▶ _What the exercise asks_:
Pictures are not part of the copy; repeat everything else in the records exactly.

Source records

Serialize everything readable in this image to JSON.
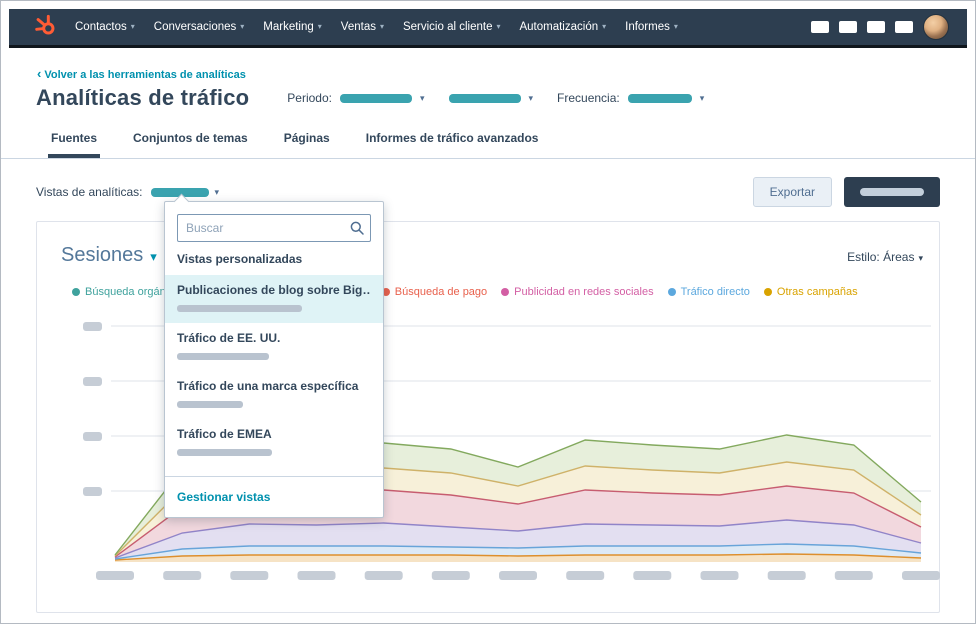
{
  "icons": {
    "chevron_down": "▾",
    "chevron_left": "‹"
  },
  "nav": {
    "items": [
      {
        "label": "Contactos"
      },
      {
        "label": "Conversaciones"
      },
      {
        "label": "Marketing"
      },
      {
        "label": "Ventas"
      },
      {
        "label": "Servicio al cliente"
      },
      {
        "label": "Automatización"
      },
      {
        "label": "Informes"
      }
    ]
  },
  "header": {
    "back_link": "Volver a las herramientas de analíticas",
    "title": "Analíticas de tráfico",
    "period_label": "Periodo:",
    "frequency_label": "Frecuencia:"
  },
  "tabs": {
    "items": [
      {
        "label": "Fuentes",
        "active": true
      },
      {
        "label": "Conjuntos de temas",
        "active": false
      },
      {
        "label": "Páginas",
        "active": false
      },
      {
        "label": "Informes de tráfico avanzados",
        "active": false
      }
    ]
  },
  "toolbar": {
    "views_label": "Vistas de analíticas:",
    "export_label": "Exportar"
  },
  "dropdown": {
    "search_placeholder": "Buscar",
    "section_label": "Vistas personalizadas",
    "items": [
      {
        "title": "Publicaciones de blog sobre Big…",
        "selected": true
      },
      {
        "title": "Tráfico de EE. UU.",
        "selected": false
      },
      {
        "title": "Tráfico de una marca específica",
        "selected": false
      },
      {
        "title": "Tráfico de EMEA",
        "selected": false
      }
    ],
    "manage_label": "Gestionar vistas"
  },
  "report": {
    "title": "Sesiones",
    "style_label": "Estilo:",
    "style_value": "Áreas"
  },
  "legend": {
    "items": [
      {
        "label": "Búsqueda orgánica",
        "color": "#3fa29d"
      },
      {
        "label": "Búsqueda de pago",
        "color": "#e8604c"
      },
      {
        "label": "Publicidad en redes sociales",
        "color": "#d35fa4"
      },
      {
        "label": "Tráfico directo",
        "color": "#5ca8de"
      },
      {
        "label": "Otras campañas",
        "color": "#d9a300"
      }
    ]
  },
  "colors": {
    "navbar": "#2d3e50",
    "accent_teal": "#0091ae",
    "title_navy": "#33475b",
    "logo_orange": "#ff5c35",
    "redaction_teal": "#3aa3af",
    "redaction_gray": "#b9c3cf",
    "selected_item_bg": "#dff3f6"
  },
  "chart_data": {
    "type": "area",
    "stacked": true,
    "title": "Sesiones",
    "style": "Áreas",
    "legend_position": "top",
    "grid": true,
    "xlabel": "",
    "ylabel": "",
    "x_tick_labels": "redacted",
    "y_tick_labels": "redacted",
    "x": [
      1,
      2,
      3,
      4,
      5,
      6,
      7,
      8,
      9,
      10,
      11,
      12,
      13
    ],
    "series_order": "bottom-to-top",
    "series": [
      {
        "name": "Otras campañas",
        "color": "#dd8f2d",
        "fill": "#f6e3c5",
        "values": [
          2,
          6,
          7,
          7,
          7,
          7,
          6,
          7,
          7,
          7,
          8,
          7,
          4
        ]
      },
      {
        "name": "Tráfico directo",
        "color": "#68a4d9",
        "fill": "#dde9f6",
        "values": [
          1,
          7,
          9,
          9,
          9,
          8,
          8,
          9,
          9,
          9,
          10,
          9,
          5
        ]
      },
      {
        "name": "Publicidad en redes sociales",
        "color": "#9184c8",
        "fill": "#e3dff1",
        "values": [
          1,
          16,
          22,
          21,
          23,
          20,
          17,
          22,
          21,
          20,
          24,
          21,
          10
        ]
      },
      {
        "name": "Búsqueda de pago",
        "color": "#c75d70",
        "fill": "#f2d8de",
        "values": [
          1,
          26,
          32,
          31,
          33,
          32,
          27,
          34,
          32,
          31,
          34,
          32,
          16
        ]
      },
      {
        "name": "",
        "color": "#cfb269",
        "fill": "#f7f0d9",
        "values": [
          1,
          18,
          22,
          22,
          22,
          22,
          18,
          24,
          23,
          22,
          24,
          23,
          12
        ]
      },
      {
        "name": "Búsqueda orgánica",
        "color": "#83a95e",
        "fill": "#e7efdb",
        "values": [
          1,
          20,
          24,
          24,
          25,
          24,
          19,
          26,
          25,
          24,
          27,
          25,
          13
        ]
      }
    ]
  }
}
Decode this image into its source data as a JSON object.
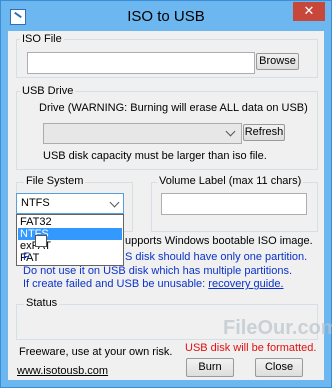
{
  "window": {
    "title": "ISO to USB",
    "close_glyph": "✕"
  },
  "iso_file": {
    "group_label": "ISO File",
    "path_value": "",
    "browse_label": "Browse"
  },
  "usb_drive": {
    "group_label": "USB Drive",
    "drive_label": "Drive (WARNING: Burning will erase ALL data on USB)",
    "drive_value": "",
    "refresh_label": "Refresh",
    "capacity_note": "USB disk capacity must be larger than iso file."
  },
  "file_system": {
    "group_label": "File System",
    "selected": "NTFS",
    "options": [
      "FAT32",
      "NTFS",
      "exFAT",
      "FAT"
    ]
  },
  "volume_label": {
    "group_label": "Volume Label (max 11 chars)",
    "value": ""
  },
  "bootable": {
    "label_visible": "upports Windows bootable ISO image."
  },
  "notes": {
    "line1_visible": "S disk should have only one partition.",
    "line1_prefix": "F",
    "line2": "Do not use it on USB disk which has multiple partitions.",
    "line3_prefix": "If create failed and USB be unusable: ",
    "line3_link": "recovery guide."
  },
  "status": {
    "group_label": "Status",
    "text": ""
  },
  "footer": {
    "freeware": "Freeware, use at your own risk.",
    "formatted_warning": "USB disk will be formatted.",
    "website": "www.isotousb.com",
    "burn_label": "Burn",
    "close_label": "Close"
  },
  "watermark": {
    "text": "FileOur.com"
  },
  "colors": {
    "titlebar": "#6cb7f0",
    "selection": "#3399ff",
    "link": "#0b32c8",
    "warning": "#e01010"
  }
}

▶ _Task response_:
Serialize everything readable in this image to JSON.
{
  "icons": {
    "chevron_down": "▾",
    "chevron_left": "‹"
  },
  "nav": {
    "items": [
      {
        "label": "Contactos"
      },
      {
        "label": "Conversaciones"
      },
      {
        "label": "Marketing"
      },
      {
        "label": "Ventas"
      },
      {
        "label": "Servicio al cliente"
      },
      {
        "label": "Automatización"
      },
      {
        "label": "Informes"
      }
    ]
  },
  "header": {
    "back_link": "Volver a las herramientas de analíticas",
    "title": "Analíticas de tráfico",
    "period_label": "Periodo:",
    "frequency_label": "Frecuencia:"
  },
  "tabs": {
    "items": [
      {
        "label": "Fuentes",
        "active": true
      },
      {
        "label": "Conjuntos de temas",
        "active": false
      },
      {
        "label": "Páginas",
        "active": false
      },
      {
        "label": "Informes de tráfico avanzados",
        "active": false
      }
    ]
  },
  "toolbar": {
    "views_label": "Vistas de analíticas:",
    "export_label": "Exportar"
  },
  "dropdown": {
    "search_placeholder": "Buscar",
    "section_label": "Vistas personalizadas",
    "items": [
      {
        "title": "Publicaciones de blog sobre Big…",
        "selected": true
      },
      {
        "title": "Tráfico de EE. UU.",
        "selected": false
      },
      {
        "title": "Tráfico de una marca específica",
        "selected": false
      },
      {
        "title": "Tráfico de EMEA",
        "selected": false
      }
    ],
    "manage_label": "Gestionar vistas"
  },
  "report": {
    "title": "Sesiones",
    "style_label": "Estilo:",
    "style_value": "Áreas"
  },
  "legend": {
    "items": [
      {
        "label": "Búsqueda orgánica",
        "color": "#3fa29d"
      },
      {
        "label": "Búsqueda de pago",
        "color": "#e8604c"
      },
      {
        "label": "Publicidad en redes sociales",
        "color": "#d35fa4"
      },
      {
        "label": "Tráfico directo",
        "color": "#5ca8de"
      },
      {
        "label": "Otras campañas",
        "color": "#d9a300"
      }
    ]
  },
  "colors": {
    "navbar": "#2d3e50",
    "accent_teal": "#0091ae",
    "title_navy": "#33475b",
    "logo_orange": "#ff5c35",
    "redaction_teal": "#3aa3af",
    "redaction_gray": "#b9c3cf",
    "selected_item_bg": "#dff3f6"
  },
  "chart_data": {
    "type": "area",
    "stacked": true,
    "title": "Sesiones",
    "style": "Áreas",
    "legend_position": "top",
    "grid": true,
    "xlabel": "",
    "ylabel": "",
    "x_tick_labels": "redacted",
    "y_tick_labels": "redacted",
    "x": [
      1,
      2,
      3,
      4,
      5,
      6,
      7,
      8,
      9,
      10,
      11,
      12,
      13
    ],
    "series_order": "bottom-to-top",
    "series": [
      {
        "name": "Otras campañas",
        "color": "#dd8f2d",
        "fill": "#f6e3c5",
        "values": [
          2,
          6,
          7,
          7,
          7,
          7,
          6,
          7,
          7,
          7,
          8,
          7,
          4
        ]
      },
      {
        "name": "Tráfico directo",
        "color": "#68a4d9",
        "fill": "#dde9f6",
        "values": [
          1,
          7,
          9,
          9,
          9,
          8,
          8,
          9,
          9,
          9,
          10,
          9,
          5
        ]
      },
      {
        "name": "Publicidad en redes sociales",
        "color": "#9184c8",
        "fill": "#e3dff1",
        "values": [
          1,
          16,
          22,
          21,
          23,
          20,
          17,
          22,
          21,
          20,
          24,
          21,
          10
        ]
      },
      {
        "name": "Búsqueda de pago",
        "color": "#c75d70",
        "fill": "#f2d8de",
        "values": [
          1,
          26,
          32,
          31,
          33,
          32,
          27,
          34,
          32,
          31,
          34,
          32,
          16
        ]
      },
      {
        "name": "",
        "color": "#cfb269",
        "fill": "#f7f0d9",
        "values": [
          1,
          18,
          22,
          22,
          22,
          22,
          18,
          24,
          23,
          22,
          24,
          23,
          12
        ]
      },
      {
        "name": "Búsqueda orgánica",
        "color": "#83a95e",
        "fill": "#e7efdb",
        "values": [
          1,
          20,
          24,
          24,
          25,
          24,
          19,
          26,
          25,
          24,
          27,
          25,
          13
        ]
      }
    ]
  }
}
Decode this image into its source data as a JSON object.
{
  "window": {
    "title": "ISO to USB",
    "close_glyph": "✕"
  },
  "iso_file": {
    "group_label": "ISO File",
    "path_value": "",
    "browse_label": "Browse"
  },
  "usb_drive": {
    "group_label": "USB Drive",
    "drive_label": "Drive (WARNING: Burning will erase ALL data on USB)",
    "drive_value": "",
    "refresh_label": "Refresh",
    "capacity_note": "USB disk capacity must be larger than iso file."
  },
  "file_system": {
    "group_label": "File System",
    "selected": "NTFS",
    "options": [
      "FAT32",
      "NTFS",
      "exFAT",
      "FAT"
    ]
  },
  "volume_label": {
    "group_label": "Volume Label (max 11 chars)",
    "value": ""
  },
  "bootable": {
    "label_visible": "upports Windows bootable ISO image."
  },
  "notes": {
    "line1_visible": "S disk should have only one partition.",
    "line1_prefix": "F",
    "line2": "Do not use it on USB disk which has multiple partitions.",
    "line3_prefix": "If create failed and USB be unusable: ",
    "line3_link": "recovery guide."
  },
  "status": {
    "group_label": "Status",
    "text": ""
  },
  "footer": {
    "freeware": "Freeware, use at your own risk.",
    "formatted_warning": "USB disk will be formatted.",
    "website": "www.isotousb.com",
    "burn_label": "Burn",
    "close_label": "Close"
  },
  "watermark": {
    "text": "FileOur.com"
  },
  "colors": {
    "titlebar": "#6cb7f0",
    "selection": "#3399ff",
    "link": "#0b32c8",
    "warning": "#e01010"
  }
}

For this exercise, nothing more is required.